[WHAT YOU HAVE TO DO]
What is needed is an exact copy of every line from the one containing "Type out the text in this image." through the end of the entries; please set it down without any pictures.

(Text content records for pages)
----

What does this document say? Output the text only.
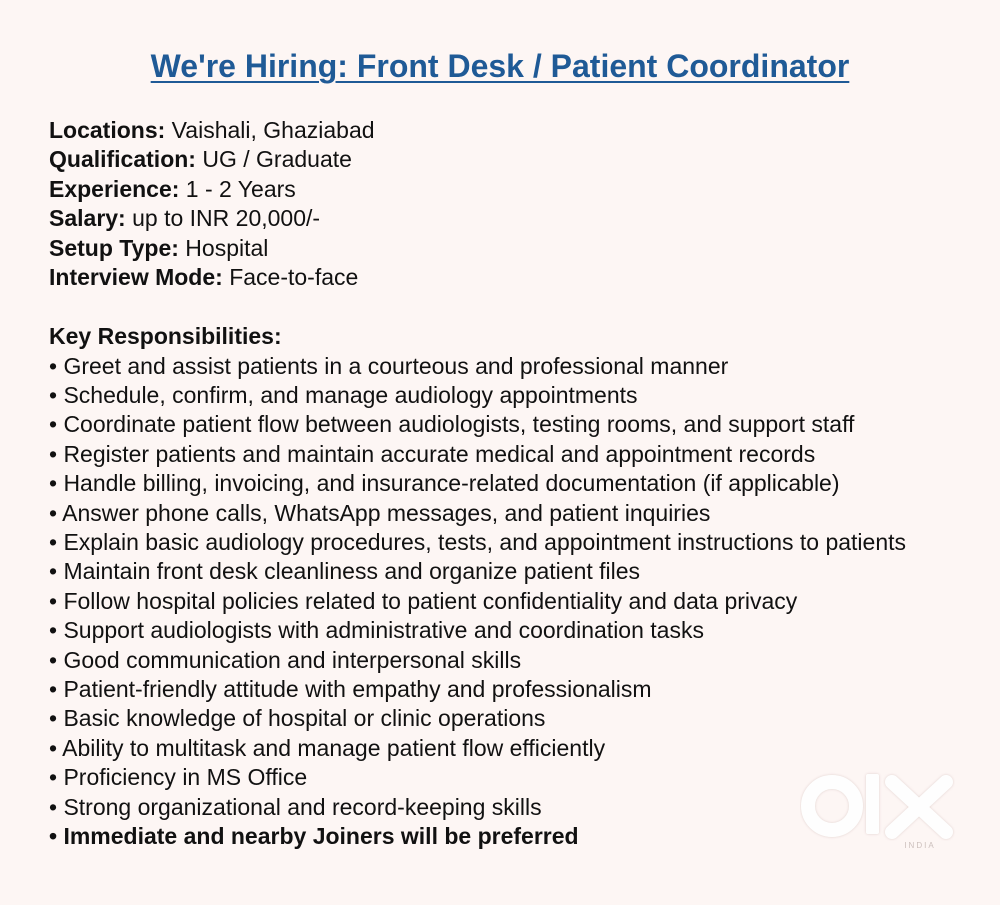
We're Hiring: Front Desk / Patient Coordinator
Locations: Vaishali, Ghaziabad
Qualification: UG / Graduate
Experience: 1 - 2 Years
Salary: up to INR 20,000/-
Setup Type: Hospital
Interview Mode: Face-to-face
Key Responsibilities:
• Greet and assist patients in a courteous and professional manner
• Schedule, confirm, and manage audiology appointments
• Coordinate patient flow between audiologists, testing rooms, and support staff
• Register patients and maintain accurate medical and appointment records
• Handle billing, invoicing, and insurance-related documentation (if applicable)
• Answer phone calls, WhatsApp messages, and patient inquiries
• Explain basic audiology procedures, tests, and appointment instructions to patients
• Maintain front desk cleanliness and organize patient files
• Follow hospital policies related to patient confidentiality and data privacy
• Support audiologists with administrative and coordination tasks
• Good communication and interpersonal skills
• Patient-friendly attitude with empathy and professionalism
• Basic knowledge of hospital or clinic operations
• Ability to multitask and manage patient flow efficiently
• Proficiency in MS Office
• Strong organizational and record-keeping skills
• Immediate and nearby Joiners will be preferred	INDIA
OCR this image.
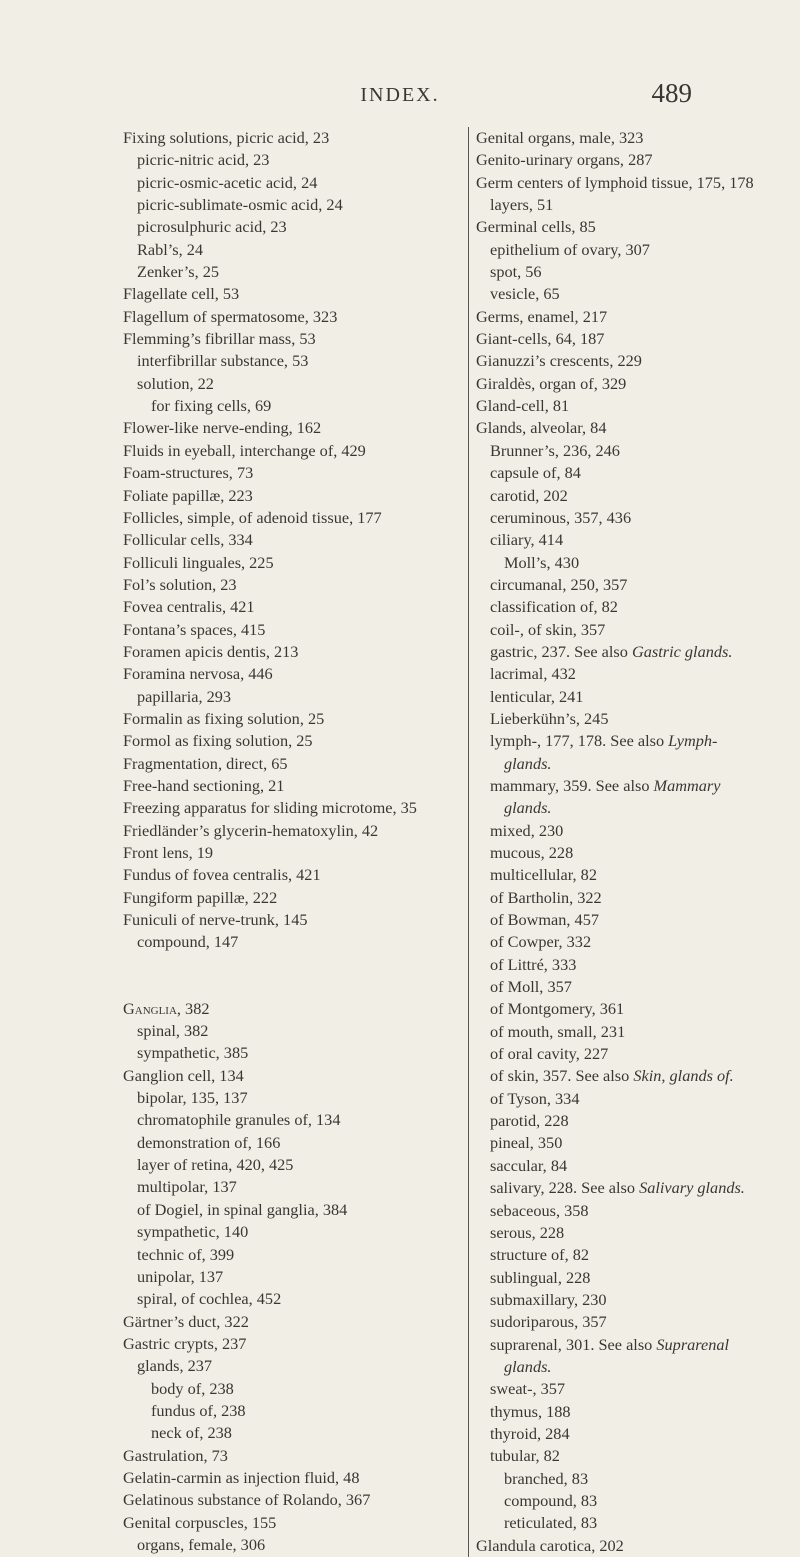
INDEX.	489
Fixing solutions, picric acid, 23
picric-nitric acid, 23
picric-osmic-acetic acid, 24
picric-sublimate-osmic acid, 24
picrosulphuric acid, 23
Rabl’s, 24
Zenker’s, 25
Flagellate cell, 53
Flagellum of spermatosome, 323
Flemming’s fibrillar mass, 53
interfibrillar substance, 53
solution, 22
for fixing cells, 69
Flower-like nerve-ending, 162
Fluids in eyeball, interchange of, 429
Foam-structures, 73
Foliate papillæ, 223
Follicles, simple, of adenoid tissue, 177
Follicular cells, 334
Folliculi linguales, 225
Fol’s solution, 23
Fovea centralis, 421
Fontana’s spaces, 415
Foramen apicis dentis, 213
Foramina nervosa, 446
papillaria, 293
Formalin as fixing solution, 25
Formol as fixing solution, 25
Fragmentation, direct, 65
Free-hand sectioning, 21
Freezing apparatus for sliding microtome, 35
Friedländer’s glycerin-hematoxylin, 42
Front lens, 19
Fundus of fovea centralis, 421
Fungiform papillæ, 222
Funiculi of nerve-trunk, 145
compound, 147
Ganglia, 382
spinal, 382
sympathetic, 385
Ganglion cell, 134
bipolar, 135, 137
chromatophile granules of, 134
demonstration of, 166
layer of retina, 420, 425
multipolar, 137
of Dogiel, in spinal ganglia, 384
sympathetic, 140
technic of, 399
unipolar, 137
spiral, of cochlea, 452
Gärtner’s duct, 322
Gastric crypts, 237
glands, 237
body of, 238
fundus of, 238
neck of, 238
Gastrulation, 73
Gelatin-carmin as injection fluid, 48
Gelatinous substance of Rolando, 367
Genital corpuscles, 155
organs, female, 306
Genital organs, male, 323
Genito-urinary organs, 287
Germ centers of lymphoid tissue, 175, 178
layers, 51
Germinal cells, 85
epithelium of ovary, 307
spot, 56
vesicle, 65
Germs, enamel, 217
Giant-cells, 64, 187
Gianuzzi’s crescents, 229
Giraldès, organ of, 329
Gland-cell, 81
Glands, alveolar, 84
Brunner’s, 236, 246
capsule of, 84
carotid, 202
ceruminous, 357, 436
ciliary, 414
Moll’s, 430
circumanal, 250, 357
classification of, 82
coil-, of skin, 357
gastric, 237. See also Gastric glands.
lacrimal, 432
lenticular, 241
Lieberkühn’s, 245
lymph-, 177, 178. See also Lymph-glands.
mammary, 359. See also Mammary glands.
mixed, 230
mucous, 228
multicellular, 82
of Bartholin, 322
of Bowman, 457
of Cowper, 332
of Littré, 333
of Moll, 357
of Montgomery, 361
of mouth, small, 231
of oral cavity, 227
of skin, 357. See also Skin, glands of.
of Tyson, 334
parotid, 228
pineal, 350
saccular, 84
salivary, 228. See also Salivary glands.
sebaceous, 358
serous, 228
structure of, 82
sublingual, 228
submaxillary, 230
sudoriparous, 357
suprarenal, 301. See also Suprarenal glands.
sweat-, 357
thymus, 188
thyroid, 284
tubular, 82
branched, 83
compound, 83
reticulated, 83
Glandula carotica, 202
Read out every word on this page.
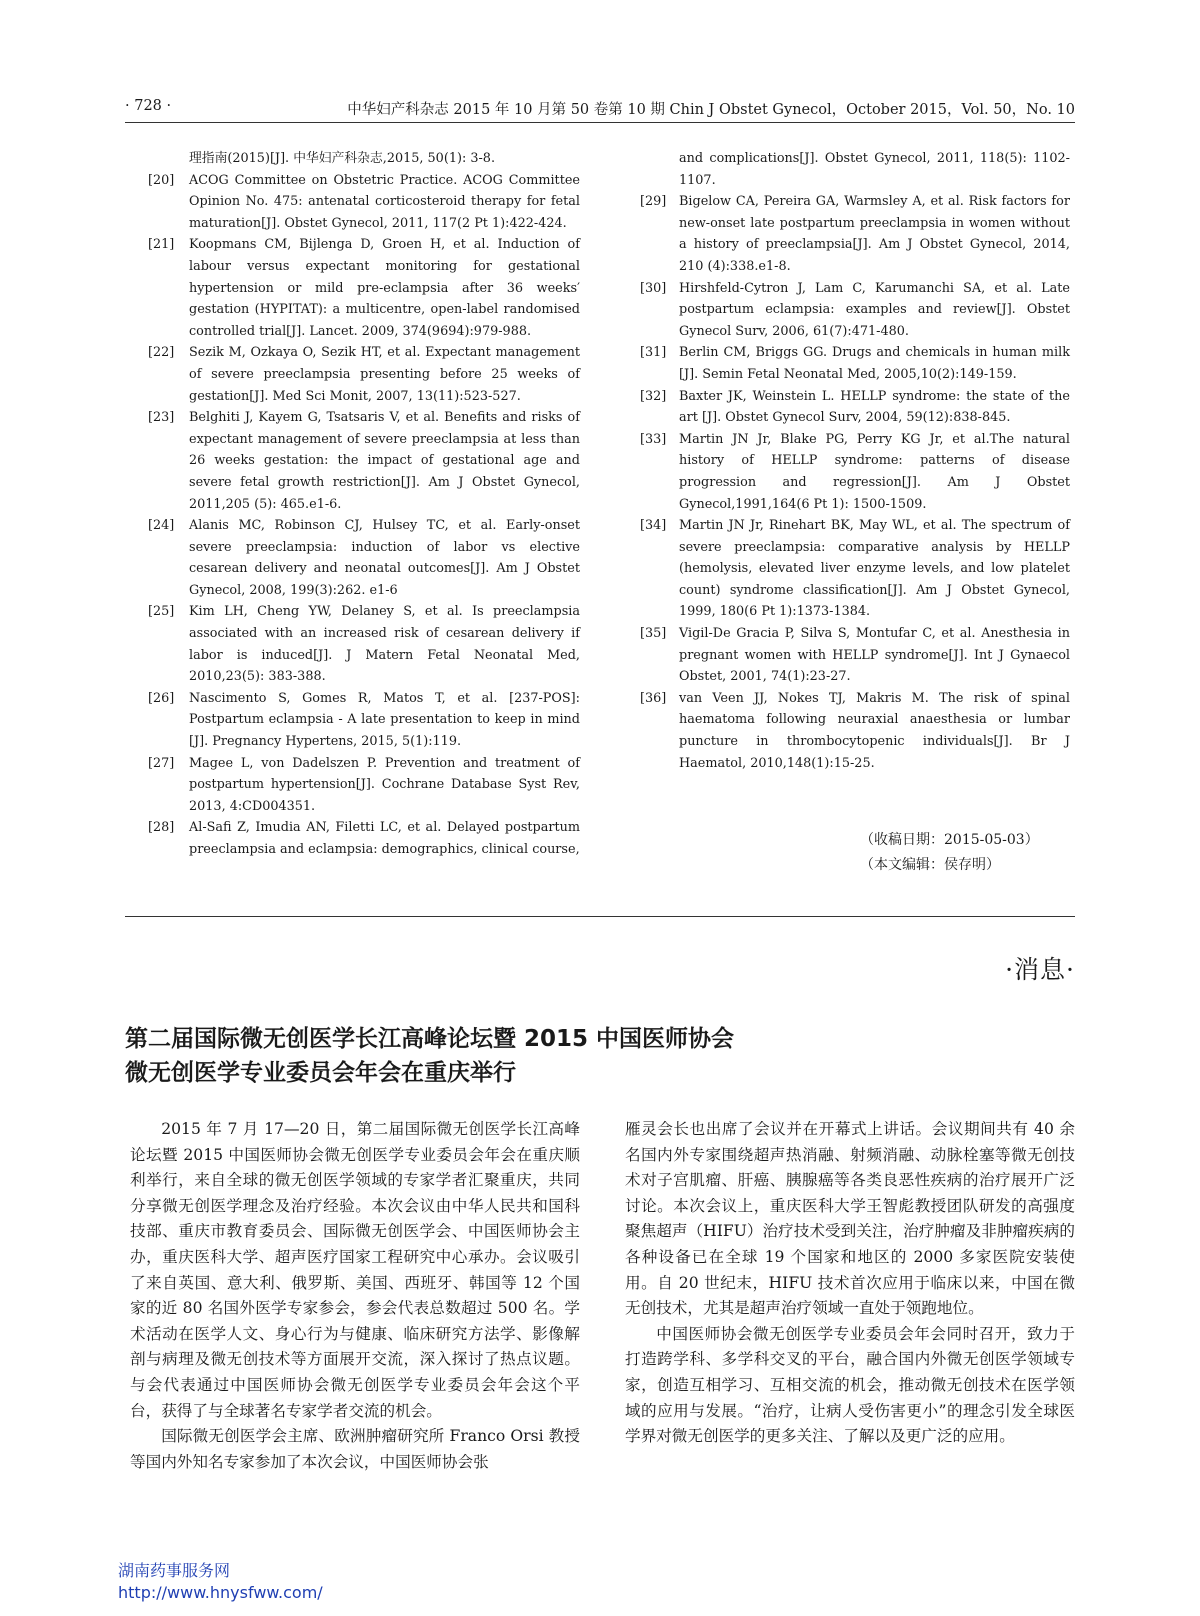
· 728 ·	中华妇产科杂志 2015 年 10 月第 50 卷第 10 期 Chin J Obstet Gynecol，October 2015，Vol. 50，No. 10
理指南(2015)[J]. 中华妇产科杂志,2015, 50(1): 3-8.
[20] ACOG Committee on Obstetric Practice. ACOG Committee Opinion No. 475: antenatal corticosteroid therapy for fetal maturation[J]. Obstet Gynecol, 2011, 117(2 Pt 1):422-424.
[21] Koopmans CM, Bijlenga D, Groen H, et al. Induction of labour versus expectant monitoring for gestational hypertension or mild pre-eclampsia after 36 weeks′ gestation (HYPITAT): a multicentre, open-label randomised controlled trial[J]. Lancet. 2009, 374(9694):979-988.
[22] Sezik M, Ozkaya O, Sezik HT, et al. Expectant management of severe preeclampsia presenting before 25 weeks of gestation[J]. Med Sci Monit, 2007, 13(11):523-527.
[23] Belghiti J, Kayem G, Tsatsaris V, et al. Benefits and risks of expectant management of severe preeclampsia at less than 26 weeks gestation: the impact of gestational age and severe fetal growth restriction[J]. Am J Obstet Gynecol, 2011,205 (5): 465.e1-6.
[24] Alanis MC, Robinson CJ, Hulsey TC, et al. Early-onset severe preeclampsia: induction of labor vs elective cesarean delivery and neonatal outcomes[J]. Am J Obstet Gynecol, 2008, 199(3):262. e1-6
[25] Kim LH, Cheng YW, Delaney S, et al. Is preeclampsia associated with an increased risk of cesarean delivery if labor is induced[J]. J Matern Fetal Neonatal Med, 2010,23(5): 383-388.
[26] Nascimento S, Gomes R, Matos T, et al. [237-POS]: Postpartum eclampsia - A late presentation to keep in mind [J]. Pregnancy Hypertens, 2015, 5(1):119.
[27] Magee L, von Dadelszen P. Prevention and treatment of postpartum hypertension[J]. Cochrane Database Syst Rev, 2013, 4:CD004351.
[28] Al-Safi Z, Imudia AN, Filetti LC, et al. Delayed postpartum preeclampsia and eclampsia: demographics, clinical course,
and complications[J]. Obstet Gynecol, 2011, 118(5): 1102-1107.
[29] Bigelow CA, Pereira GA, Warmsley A, et al. Risk factors for new-onset late postpartum preeclampsia in women without a history of preeclampsia[J]. Am J Obstet Gynecol, 2014, 210 (4):338.e1-8.
[30] Hirshfeld-Cytron J, Lam C, Karumanchi SA, et al. Late postpartum eclampsia: examples and review[J]. Obstet Gynecol Surv, 2006, 61(7):471-480.
[31] Berlin CM, Briggs GG. Drugs and chemicals in human milk [J]. Semin Fetal Neonatal Med, 2005,10(2):149-159.
[32] Baxter JK, Weinstein L. HELLP syndrome: the state of the art [J]. Obstet Gynecol Surv, 2004, 59(12):838-845.
[33] Martin JN Jr, Blake PG, Perry KG Jr, et al.The natural history of HELLP syndrome: patterns of disease progression and regression[J]. Am J Obstet Gynecol,1991,164(6 Pt 1): 1500-1509.
[34] Martin JN Jr, Rinehart BK, May WL, et al. The spectrum of severe preeclampsia: comparative analysis by HELLP (hemolysis, elevated liver enzyme levels, and low platelet count) syndrome classification[J]. Am J Obstet Gynecol, 1999, 180(6 Pt 1):1373-1384.
[35] Vigil-De Gracia P, Silva S, Montufar C, et al. Anesthesia in pregnant women with HELLP syndrome[J]. Int J Gynaecol Obstet, 2001, 74(1):23-27.
[36] van Veen JJ, Nokes TJ, Makris M. The risk of spinal haematoma following neuraxial anaesthesia or lumbar puncture in thrombocytopenic individuals[J]. Br J Haematol, 2010,148(1):15-25.
（收稿日期：2015-05-03）
（本文编辑：侯存明）
·消息·
第二届国际微无创医学长江高峰论坛暨 2015 中国医师协会
微无创医学专业委员会年会在重庆举行

2015 年 7 月 17—20 日，第二届国际微无创医学长江高峰论坛暨 2015 中国医师协会微无创医学专业委员会年会在重庆顺利举行，来自全球的微无创医学领域的专家学者汇聚重庆，共同分享微无创医学理念及治疗经验。本次会议由中华人民共和国科技部、重庆市教育委员会、国际微无创医学会、中国医师协会主办，重庆医科大学、超声医疗国家工程研究中心承办。会议吸引了来自英国、意大利、俄罗斯、美国、西班牙、韩国等 12 个国家的近 80 名国外医学专家参会，参会代表总数超过 500 名。学术活动在医学人文、身心行为与健康、临床研究方法学、影像解剖与病理及微无创技术等方面展开交流，深入探讨了热点议题。与会代表通过中国医师协会微无创医学专业委员会年会这个平台，获得了与全球著名专家学者交流的机会。

国际微无创医学会主席、欧洲肿瘤研究所 Franco Orsi 教授等国内外知名专家参加了本次会议，中国医师协会张

雁灵会长也出席了会议并在开幕式上讲话。会议期间共有 40 余名国内外专家围绕超声热消融、射频消融、动脉栓塞等微无创技术对子宫肌瘤、肝癌、胰腺癌等各类良恶性疾病的治疗展开广泛讨论。本次会议上，重庆医科大学王智彪教授团队研发的高强度聚焦超声（HIFU）治疗技术受到关注，治疗肿瘤及非肿瘤疾病的各种设备已在全球 19 个国家和地区的 2000 多家医院安装使用。自 20 世纪末，HIFU 技术首次应用于临床以来，中国在微无创技术，尤其是超声治疗领域一直处于领跑地位。

中国医师协会微无创医学专业委员会年会同时召开，致力于打造跨学科、多学科交叉的平台，融合国内外微无创医学领域专家，创造互相学习、互相交流的机会，推动微无创技术在医学领域的应用与发展。“治疗，让病人受伤害更小”的理念引发全球医学界对微无创医学的更多关注、了解以及更广泛的应用。

湖南药事服务网
http://www.hnysfww.com/
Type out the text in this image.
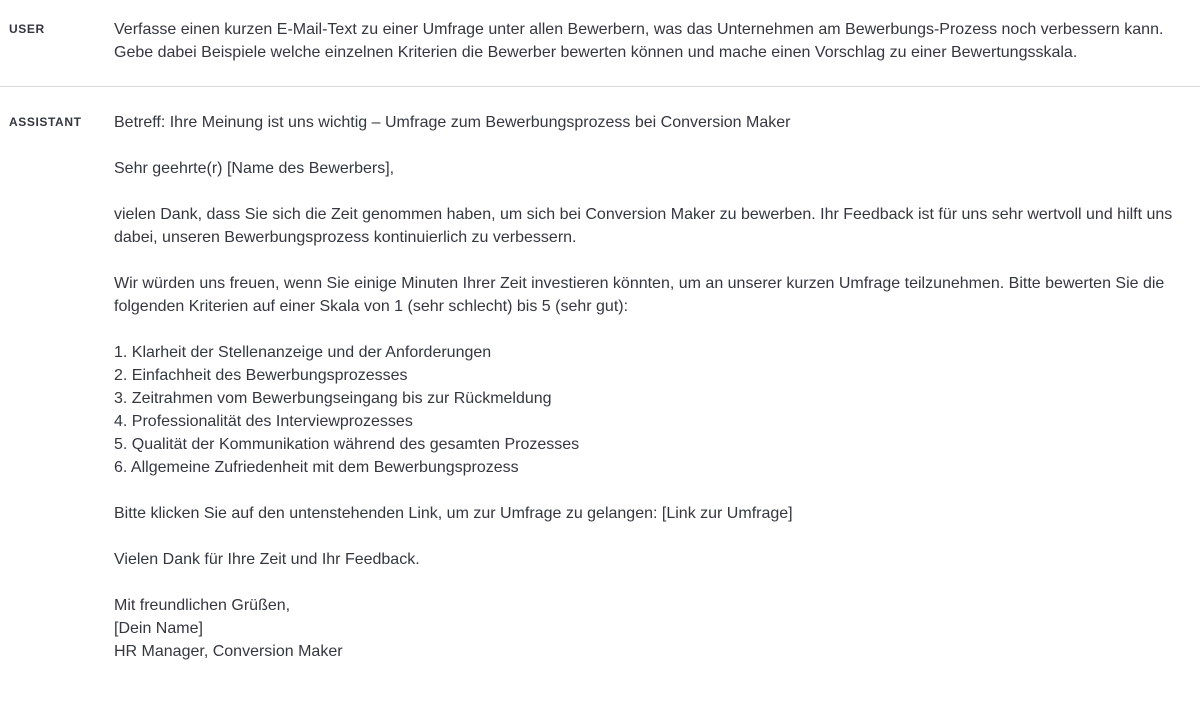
USER	Verfasse einen kurzen E-Mail-Text zu einer Umfrage unter allen Bewerbern, was das Unternehmen am Bewerbungs-Prozess noch verbessern kann. Gebe dabei Beispiele welche einzelnen Kriterien die Bewerber bewerten können und mache einen Vorschlag zu einer Bewertungsskala.
ASSISTANT	Betreff: Ihre Meinung ist uns wichtig – Umfrage zum Bewerbungsprozess bei Conversion Maker
Sehr geehrte(r) [Name des Bewerbers],
vielen Dank, dass Sie sich die Zeit genommen haben, um sich bei Conversion Maker zu bewerben. Ihr Feedback ist für uns sehr wertvoll und hilft uns dabei, unseren Bewerbungsprozess kontinuierlich zu verbessern.
Wir würden uns freuen, wenn Sie einige Minuten Ihrer Zeit investieren könnten, um an unserer kurzen Umfrage teilzunehmen. Bitte bewerten Sie die folgenden Kriterien auf einer Skala von 1 (sehr schlecht) bis 5 (sehr gut):
1. Klarheit der Stellenanzeige und der Anforderungen
2. Einfachheit des Bewerbungsprozesses
3. Zeitrahmen vom Bewerbungseingang bis zur Rückmeldung
4. Professionalität des Interviewprozesses
5. Qualität der Kommunikation während des gesamten Prozesses
6. Allgemeine Zufriedenheit mit dem Bewerbungsprozess
Bitte klicken Sie auf den untenstehenden Link, um zur Umfrage zu gelangen: [Link zur Umfrage]
Vielen Dank für Ihre Zeit und Ihr Feedback.
Mit freundlichen Grüßen,
[Dein Name]
HR Manager, Conversion Maker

----

[FINISHED EXERCISE]
Type out the text in this image.
USER	Verfasse einen kurzen E-Mail-Text zu einer Umfrage unter allen Bewerbern, was das Unternehmen am Bewerbungs-Prozess noch verbessern kann. Gebe dabei Beispiele welche einzelnen Kriterien die Bewerber bewerten können und mache einen Vorschlag zu einer Bewertungsskala.
ASSISTANT	Betreff: Ihre Meinung ist uns wichtig – Umfrage zum Bewerbungsprozess bei Conversion Maker
Sehr geehrte(r) [Name des Bewerbers],
vielen Dank, dass Sie sich die Zeit genommen haben, um sich bei Conversion Maker zu bewerben. Ihr Feedback ist für uns sehr wertvoll und hilft uns dabei, unseren Bewerbungsprozess kontinuierlich zu verbessern.
Wir würden uns freuen, wenn Sie einige Minuten Ihrer Zeit investieren könnten, um an unserer kurzen Umfrage teilzunehmen. Bitte bewerten Sie die folgenden Kriterien auf einer Skala von 1 (sehr schlecht) bis 5 (sehr gut):
1. Klarheit der Stellenanzeige und der Anforderungen
2. Einfachheit des Bewerbungsprozesses
3. Zeitrahmen vom Bewerbungseingang bis zur Rückmeldung
4. Professionalität des Interviewprozesses
5. Qualität der Kommunikation während des gesamten Prozesses
6. Allgemeine Zufriedenheit mit dem Bewerbungsprozess
Bitte klicken Sie auf den untenstehenden Link, um zur Umfrage zu gelangen: [Link zur Umfrage]
Vielen Dank für Ihre Zeit und Ihr Feedback.
Mit freundlichen Grüßen,
[Dein Name]
HR Manager, Conversion Maker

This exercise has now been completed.